■ Collected data entries ■
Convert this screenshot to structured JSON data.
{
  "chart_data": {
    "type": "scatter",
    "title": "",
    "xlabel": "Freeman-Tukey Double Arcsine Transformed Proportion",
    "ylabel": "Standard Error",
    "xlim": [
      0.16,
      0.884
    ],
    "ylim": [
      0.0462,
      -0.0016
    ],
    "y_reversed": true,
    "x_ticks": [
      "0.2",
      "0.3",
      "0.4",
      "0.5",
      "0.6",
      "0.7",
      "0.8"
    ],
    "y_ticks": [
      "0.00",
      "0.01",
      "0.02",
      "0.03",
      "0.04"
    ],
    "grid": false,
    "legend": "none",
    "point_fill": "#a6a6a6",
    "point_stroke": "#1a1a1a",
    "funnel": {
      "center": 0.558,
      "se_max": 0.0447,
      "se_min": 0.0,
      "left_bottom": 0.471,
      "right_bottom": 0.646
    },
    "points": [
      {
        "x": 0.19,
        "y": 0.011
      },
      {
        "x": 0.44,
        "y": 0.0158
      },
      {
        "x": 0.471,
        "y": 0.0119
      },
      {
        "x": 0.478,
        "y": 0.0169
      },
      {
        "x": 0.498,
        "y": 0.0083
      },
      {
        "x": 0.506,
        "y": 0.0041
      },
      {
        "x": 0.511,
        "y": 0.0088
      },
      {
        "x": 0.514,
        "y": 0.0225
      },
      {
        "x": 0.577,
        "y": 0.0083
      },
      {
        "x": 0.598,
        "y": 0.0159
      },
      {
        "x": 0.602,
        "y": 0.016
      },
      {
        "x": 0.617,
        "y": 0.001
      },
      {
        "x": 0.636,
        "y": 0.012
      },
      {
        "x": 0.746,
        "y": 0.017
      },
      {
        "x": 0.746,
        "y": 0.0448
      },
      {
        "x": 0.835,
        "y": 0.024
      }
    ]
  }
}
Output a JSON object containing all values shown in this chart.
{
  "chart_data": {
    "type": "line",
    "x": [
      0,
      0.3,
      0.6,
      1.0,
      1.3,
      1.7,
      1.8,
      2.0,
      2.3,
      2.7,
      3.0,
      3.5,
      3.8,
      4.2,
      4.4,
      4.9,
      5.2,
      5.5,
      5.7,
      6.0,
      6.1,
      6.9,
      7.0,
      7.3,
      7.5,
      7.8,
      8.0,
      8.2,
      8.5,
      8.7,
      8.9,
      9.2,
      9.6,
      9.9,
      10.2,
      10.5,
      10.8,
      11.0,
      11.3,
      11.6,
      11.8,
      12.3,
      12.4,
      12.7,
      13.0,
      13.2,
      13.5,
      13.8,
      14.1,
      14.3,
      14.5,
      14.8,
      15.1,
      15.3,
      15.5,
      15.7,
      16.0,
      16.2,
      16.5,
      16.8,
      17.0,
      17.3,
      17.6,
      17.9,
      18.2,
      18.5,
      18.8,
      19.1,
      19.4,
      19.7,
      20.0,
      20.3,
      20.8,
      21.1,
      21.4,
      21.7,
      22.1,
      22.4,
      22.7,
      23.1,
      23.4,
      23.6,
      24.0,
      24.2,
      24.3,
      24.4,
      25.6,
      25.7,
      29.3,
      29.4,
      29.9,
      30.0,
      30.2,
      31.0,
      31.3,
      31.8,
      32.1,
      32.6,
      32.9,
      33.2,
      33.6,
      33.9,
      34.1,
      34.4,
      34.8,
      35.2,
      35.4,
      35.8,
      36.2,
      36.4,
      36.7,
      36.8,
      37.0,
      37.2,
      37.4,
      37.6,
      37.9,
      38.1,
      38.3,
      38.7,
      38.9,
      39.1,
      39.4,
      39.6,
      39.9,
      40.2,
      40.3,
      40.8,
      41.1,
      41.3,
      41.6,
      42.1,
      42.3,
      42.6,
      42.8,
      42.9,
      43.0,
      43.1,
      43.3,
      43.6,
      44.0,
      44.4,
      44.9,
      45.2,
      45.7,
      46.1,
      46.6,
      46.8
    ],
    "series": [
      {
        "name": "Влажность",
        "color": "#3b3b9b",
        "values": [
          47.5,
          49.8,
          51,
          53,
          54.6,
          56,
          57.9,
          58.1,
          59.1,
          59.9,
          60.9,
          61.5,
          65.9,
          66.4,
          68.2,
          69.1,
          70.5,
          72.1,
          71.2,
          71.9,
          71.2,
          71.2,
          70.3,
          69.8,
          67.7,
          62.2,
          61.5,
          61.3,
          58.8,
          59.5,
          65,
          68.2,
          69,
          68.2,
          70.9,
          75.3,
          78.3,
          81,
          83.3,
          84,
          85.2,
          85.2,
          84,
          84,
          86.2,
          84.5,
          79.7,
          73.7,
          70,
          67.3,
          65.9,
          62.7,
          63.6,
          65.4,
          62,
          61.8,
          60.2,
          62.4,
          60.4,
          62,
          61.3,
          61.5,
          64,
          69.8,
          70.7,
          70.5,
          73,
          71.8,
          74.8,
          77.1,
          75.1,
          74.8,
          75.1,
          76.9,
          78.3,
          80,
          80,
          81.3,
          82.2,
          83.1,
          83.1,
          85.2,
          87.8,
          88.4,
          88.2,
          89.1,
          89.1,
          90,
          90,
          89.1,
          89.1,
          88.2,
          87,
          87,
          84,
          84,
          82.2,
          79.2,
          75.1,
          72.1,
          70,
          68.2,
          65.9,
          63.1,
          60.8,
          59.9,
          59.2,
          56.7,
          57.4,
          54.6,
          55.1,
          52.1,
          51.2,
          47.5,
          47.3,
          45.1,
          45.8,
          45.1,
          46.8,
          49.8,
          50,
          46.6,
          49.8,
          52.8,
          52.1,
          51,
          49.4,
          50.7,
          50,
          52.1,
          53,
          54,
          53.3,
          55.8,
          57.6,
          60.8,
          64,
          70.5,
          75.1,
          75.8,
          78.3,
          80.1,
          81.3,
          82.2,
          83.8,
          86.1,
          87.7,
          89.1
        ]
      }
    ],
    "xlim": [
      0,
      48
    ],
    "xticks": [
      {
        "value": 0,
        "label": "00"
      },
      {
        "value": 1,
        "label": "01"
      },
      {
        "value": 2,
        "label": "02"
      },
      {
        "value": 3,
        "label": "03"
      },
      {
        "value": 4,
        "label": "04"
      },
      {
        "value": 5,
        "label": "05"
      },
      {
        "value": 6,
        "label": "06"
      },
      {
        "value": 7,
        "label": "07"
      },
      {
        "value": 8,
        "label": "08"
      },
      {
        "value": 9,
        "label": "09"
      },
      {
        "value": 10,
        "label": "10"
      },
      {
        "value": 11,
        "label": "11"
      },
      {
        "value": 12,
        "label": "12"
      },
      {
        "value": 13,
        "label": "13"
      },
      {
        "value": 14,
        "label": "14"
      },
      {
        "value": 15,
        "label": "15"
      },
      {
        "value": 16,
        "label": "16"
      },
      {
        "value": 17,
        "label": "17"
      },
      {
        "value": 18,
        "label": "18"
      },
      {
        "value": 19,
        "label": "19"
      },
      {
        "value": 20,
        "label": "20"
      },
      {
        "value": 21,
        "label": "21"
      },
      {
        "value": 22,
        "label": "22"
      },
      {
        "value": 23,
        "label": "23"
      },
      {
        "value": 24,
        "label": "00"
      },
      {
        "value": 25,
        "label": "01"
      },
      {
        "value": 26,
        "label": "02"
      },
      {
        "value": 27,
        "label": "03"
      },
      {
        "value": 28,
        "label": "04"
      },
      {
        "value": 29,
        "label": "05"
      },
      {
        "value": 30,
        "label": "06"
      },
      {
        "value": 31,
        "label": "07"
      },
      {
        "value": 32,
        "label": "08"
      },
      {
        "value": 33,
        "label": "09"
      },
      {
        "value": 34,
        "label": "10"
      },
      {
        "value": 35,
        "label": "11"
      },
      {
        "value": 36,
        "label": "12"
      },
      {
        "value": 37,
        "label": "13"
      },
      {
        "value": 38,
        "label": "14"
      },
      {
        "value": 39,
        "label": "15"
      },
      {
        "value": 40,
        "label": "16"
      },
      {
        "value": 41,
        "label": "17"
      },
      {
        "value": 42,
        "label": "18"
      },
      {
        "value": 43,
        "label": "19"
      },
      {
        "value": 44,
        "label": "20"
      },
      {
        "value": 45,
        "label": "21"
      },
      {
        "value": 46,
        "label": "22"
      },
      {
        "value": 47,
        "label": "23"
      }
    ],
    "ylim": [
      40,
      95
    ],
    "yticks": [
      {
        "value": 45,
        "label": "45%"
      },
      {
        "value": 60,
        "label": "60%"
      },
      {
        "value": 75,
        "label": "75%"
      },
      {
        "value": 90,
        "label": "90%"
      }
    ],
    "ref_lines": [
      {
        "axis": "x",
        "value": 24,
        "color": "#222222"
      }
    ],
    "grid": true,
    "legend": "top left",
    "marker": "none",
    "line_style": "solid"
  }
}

■ Set task ■
Single out each line of the records above with the string "values" in it, and copy it.

■ Task result ■
Output a JSON object containing all values shown in this chart.
        "values": [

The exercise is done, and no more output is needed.